Records for this exercise:
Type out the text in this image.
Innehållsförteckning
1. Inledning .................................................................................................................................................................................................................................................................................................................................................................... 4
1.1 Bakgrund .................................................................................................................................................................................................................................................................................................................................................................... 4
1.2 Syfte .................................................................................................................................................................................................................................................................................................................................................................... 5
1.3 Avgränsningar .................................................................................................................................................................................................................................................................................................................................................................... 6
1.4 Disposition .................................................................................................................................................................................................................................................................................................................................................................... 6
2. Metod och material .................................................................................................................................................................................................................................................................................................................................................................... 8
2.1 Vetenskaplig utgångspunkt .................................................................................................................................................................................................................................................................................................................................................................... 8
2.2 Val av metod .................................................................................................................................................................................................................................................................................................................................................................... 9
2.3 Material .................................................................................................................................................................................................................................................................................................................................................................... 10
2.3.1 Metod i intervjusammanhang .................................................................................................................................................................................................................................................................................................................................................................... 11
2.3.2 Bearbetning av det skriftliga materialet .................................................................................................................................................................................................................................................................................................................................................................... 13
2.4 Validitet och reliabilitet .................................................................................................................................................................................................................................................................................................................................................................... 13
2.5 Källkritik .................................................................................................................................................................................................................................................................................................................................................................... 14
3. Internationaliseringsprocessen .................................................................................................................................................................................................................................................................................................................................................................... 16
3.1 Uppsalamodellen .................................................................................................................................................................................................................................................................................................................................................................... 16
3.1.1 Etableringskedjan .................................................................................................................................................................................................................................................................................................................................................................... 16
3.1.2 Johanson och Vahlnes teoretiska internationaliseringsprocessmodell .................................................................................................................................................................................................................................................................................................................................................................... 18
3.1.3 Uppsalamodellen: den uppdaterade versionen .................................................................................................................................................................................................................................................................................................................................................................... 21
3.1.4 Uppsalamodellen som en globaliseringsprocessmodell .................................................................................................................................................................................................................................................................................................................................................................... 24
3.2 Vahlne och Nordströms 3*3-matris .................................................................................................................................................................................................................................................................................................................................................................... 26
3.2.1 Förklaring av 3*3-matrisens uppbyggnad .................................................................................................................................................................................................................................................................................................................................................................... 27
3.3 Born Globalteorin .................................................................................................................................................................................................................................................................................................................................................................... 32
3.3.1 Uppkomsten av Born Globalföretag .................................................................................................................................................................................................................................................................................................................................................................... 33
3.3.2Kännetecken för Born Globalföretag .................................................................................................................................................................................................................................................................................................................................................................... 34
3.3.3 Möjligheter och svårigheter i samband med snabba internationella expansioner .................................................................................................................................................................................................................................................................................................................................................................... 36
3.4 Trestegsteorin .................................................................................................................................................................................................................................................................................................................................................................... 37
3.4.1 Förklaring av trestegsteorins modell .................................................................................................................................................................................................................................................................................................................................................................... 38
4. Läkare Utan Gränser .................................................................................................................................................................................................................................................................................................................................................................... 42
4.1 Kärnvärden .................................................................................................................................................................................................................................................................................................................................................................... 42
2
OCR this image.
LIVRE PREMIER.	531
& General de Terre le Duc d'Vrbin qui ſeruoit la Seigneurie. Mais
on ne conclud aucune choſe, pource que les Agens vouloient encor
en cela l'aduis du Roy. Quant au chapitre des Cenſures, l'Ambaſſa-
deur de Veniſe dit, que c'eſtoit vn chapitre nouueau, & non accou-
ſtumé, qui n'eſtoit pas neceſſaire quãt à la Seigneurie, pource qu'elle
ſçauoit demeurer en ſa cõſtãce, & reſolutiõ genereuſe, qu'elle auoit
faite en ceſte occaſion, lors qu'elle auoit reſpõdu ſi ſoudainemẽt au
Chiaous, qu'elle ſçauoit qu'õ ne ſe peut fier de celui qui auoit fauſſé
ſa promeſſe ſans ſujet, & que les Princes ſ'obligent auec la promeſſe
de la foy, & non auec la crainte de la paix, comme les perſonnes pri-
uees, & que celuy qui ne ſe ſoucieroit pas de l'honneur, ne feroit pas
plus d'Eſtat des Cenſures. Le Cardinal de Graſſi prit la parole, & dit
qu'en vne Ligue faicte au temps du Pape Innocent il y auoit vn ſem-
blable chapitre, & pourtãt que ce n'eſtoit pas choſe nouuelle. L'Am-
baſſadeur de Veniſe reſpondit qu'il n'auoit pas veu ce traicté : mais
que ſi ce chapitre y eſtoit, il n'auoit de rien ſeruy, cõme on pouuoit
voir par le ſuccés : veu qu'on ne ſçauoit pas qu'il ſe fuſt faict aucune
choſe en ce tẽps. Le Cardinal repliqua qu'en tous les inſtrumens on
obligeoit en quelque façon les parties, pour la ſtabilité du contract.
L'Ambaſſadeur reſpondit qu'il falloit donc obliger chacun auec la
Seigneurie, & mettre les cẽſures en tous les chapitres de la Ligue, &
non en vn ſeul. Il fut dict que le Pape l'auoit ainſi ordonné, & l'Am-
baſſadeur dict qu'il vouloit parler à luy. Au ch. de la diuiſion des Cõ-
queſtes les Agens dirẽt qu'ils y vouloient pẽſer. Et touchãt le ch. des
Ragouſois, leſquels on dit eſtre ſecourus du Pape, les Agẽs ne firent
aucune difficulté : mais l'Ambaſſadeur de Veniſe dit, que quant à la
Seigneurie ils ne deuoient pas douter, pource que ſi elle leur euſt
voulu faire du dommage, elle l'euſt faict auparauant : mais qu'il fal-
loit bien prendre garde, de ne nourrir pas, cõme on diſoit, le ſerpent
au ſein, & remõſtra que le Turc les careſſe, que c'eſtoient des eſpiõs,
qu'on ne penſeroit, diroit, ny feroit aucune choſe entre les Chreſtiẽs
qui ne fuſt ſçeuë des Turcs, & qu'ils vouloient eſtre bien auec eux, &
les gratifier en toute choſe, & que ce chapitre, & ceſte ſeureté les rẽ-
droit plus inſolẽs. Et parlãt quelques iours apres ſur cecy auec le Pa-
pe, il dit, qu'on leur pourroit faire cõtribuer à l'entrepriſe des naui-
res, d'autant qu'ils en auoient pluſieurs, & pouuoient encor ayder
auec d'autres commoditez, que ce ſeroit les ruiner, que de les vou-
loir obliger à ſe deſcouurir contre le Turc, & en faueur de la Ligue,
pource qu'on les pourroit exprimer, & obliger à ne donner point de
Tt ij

Work to do:
Each record above should be output again exactly.

Written response:
Type out the text in this image.
Innehållsförteckning
1. Inledning .................................................................................................................................................................................................................................................................................................................................................................... 4
1.1 Bakgrund .................................................................................................................................................................................................................................................................................................................................................................... 4
1.2 Syfte .................................................................................................................................................................................................................................................................................................................................................................... 5
1.3 Avgränsningar .................................................................................................................................................................................................................................................................................................................................................................... 6
1.4 Disposition .................................................................................................................................................................................................................................................................................................................................................................... 6
2. Metod och material .................................................................................................................................................................................................................................................................................................................................................................... 8
2.1 Vetenskaplig utgångspunkt .................................................................................................................................................................................................................................................................................................................................................................... 8
2.2 Val av metod .................................................................................................................................................................................................................................................................................................................................................................... 9
2.3 Material .................................................................................................................................................................................................................................................................................................................................................................... 10
2.3.1 Metod i intervjusammanhang .................................................................................................................................................................................................................................................................................................................................................................... 11
2.3.2 Bearbetning av det skriftliga materialet .................................................................................................................................................................................................................................................................................................................................................................... 13
2.4 Validitet och reliabilitet .................................................................................................................................................................................................................................................................................................................................................................... 13
2.5 Källkritik .................................................................................................................................................................................................................................................................................................................................................................... 14
3. Internationaliseringsprocessen .................................................................................................................................................................................................................................................................................................................................................................... 16
3.1 Uppsalamodellen .................................................................................................................................................................................................................................................................................................................................................................... 16
3.1.1 Etableringskedjan .................................................................................................................................................................................................................................................................................................................................................................... 16
3.1.2 Johanson och Vahlnes teoretiska internationaliseringsprocessmodell .................................................................................................................................................................................................................................................................................................................................................................... 18
3.1.3 Uppsalamodellen: den uppdaterade versionen .................................................................................................................................................................................................................................................................................................................................................................... 21
3.1.4 Uppsalamodellen som en globaliseringsprocessmodell .................................................................................................................................................................................................................................................................................................................................................................... 24
3.2 Vahlne och Nordströms 3*3-matris .................................................................................................................................................................................................................................................................................................................................................................... 26
3.2.1 Förklaring av 3*3-matrisens uppbyggnad .................................................................................................................................................................................................................................................................................................................................................................... 27
3.3 Born Globalteorin .................................................................................................................................................................................................................................................................................................................................................................... 32
3.3.1 Uppkomsten av Born Globalföretag .................................................................................................................................................................................................................................................................................................................................................................... 33
3.3.2Kännetecken för Born Globalföretag .................................................................................................................................................................................................................................................................................................................................................................... 34
3.3.3 Möjligheter och svårigheter i samband med snabba internationella expansioner .................................................................................................................................................................................................................................................................................................................................................................... 36
3.4 Trestegsteorin .................................................................................................................................................................................................................................................................................................................................................................... 37
3.4.1 Förklaring av trestegsteorins modell .................................................................................................................................................................................................................................................................................................................................................................... 38
4. Läkare Utan Gränser .................................................................................................................................................................................................................................................................................................................................................................... 42
4.1 Kärnvärden .................................................................................................................................................................................................................................................................................................................................................................... 42
2
OCR this image.
LIVRE PREMIER.	531
& General de Terre le Duc d'Vrbin qui ſeruoit la Seigneurie. Mais
on ne conclud aucune choſe, pource que les Agens vouloient encor
en cela l'aduis du Roy. Quant au chapitre des Cenſures, l'Ambaſſa-
deur de Veniſe dit, que c'eſtoit vn chapitre nouueau, & non accou-
ſtumé, qui n'eſtoit pas neceſſaire quãt à la Seigneurie, pource qu'elle
ſçauoit demeurer en ſa cõſtãce, & reſolutiõ genereuſe, qu'elle auoit
faite en ceſte occaſion, lors qu'elle auoit reſpõdu ſi ſoudainemẽt au
Chiaous, qu'elle ſçauoit qu'õ ne ſe peut fier de celui qui auoit fauſſé
ſa promeſſe ſans ſujet, & que les Princes ſ'obligent auec la promeſſe
de la foy, & non auec la crainte de la paix, comme les perſonnes pri-
uees, & que celuy qui ne ſe ſoucieroit pas de l'honneur, ne feroit pas
plus d'Eſtat des Cenſures. Le Cardinal de Graſſi prit la parole, & dit
qu'en vne Ligue faicte au temps du Pape Innocent il y auoit vn ſem-
blable chapitre, & pourtãt que ce n'eſtoit pas choſe nouuelle. L'Am-
baſſadeur de Veniſe reſpondit qu'il n'auoit pas veu ce traicté : mais
que ſi ce chapitre y eſtoit, il n'auoit de rien ſeruy, cõme on pouuoit
voir par le ſuccés : veu qu'on ne ſçauoit pas qu'il ſe fuſt faict aucune
choſe en ce tẽps. Le Cardinal repliqua qu'en tous les inſtrumens on
obligeoit en quelque façon les parties, pour la ſtabilité du contract.
L'Ambaſſadeur reſpondit qu'il falloit donc obliger chacun auec la
Seigneurie, & mettre les cẽſures en tous les chapitres de la Ligue, &
non en vn ſeul. Il fut dict que le Pape l'auoit ainſi ordonné, & l'Am-
baſſadeur dict qu'il vouloit parler à luy. Au ch. de la diuiſion des Cõ-
queſtes les Agens dirẽt qu'ils y vouloient pẽſer. Et touchãt le ch. des
Ragouſois, leſquels on dit eſtre ſecourus du Pape, les Agẽs ne firent
aucune difficulté : mais l'Ambaſſadeur de Veniſe dit, que quant à la
Seigneurie ils ne deuoient pas douter, pource que ſi elle leur euſt
voulu faire du dommage, elle l'euſt faict auparauant : mais qu'il fal-
loit bien prendre garde, de ne nourrir pas, cõme on diſoit, le ſerpent
au ſein, & remõſtra que le Turc les careſſe, que c'eſtoient des eſpiõs,
qu'on ne penſeroit, diroit, ny feroit aucune choſe entre les Chreſtiẽs
qui ne fuſt ſçeuë des Turcs, & qu'ils vouloient eſtre bien auec eux, &
les gratifier en toute choſe, & que ce chapitre, & ceſte ſeureté les rẽ-
droit plus inſolẽs. Et parlãt quelques iours apres ſur cecy auec le Pa-
pe, il dit, qu'on leur pourroit faire cõtribuer à l'entrepriſe des naui-
res, d'autant qu'ils en auoient pluſieurs, & pouuoient encor ayder
auec d'autres commoditez, que ce ſeroit les ruiner, que de les vou-
loir obliger à ſe deſcouurir contre le Turc, & en faueur de la Ligue,
pource qu'on les pourroit exprimer, & obliger à ne donner point de
Tt ij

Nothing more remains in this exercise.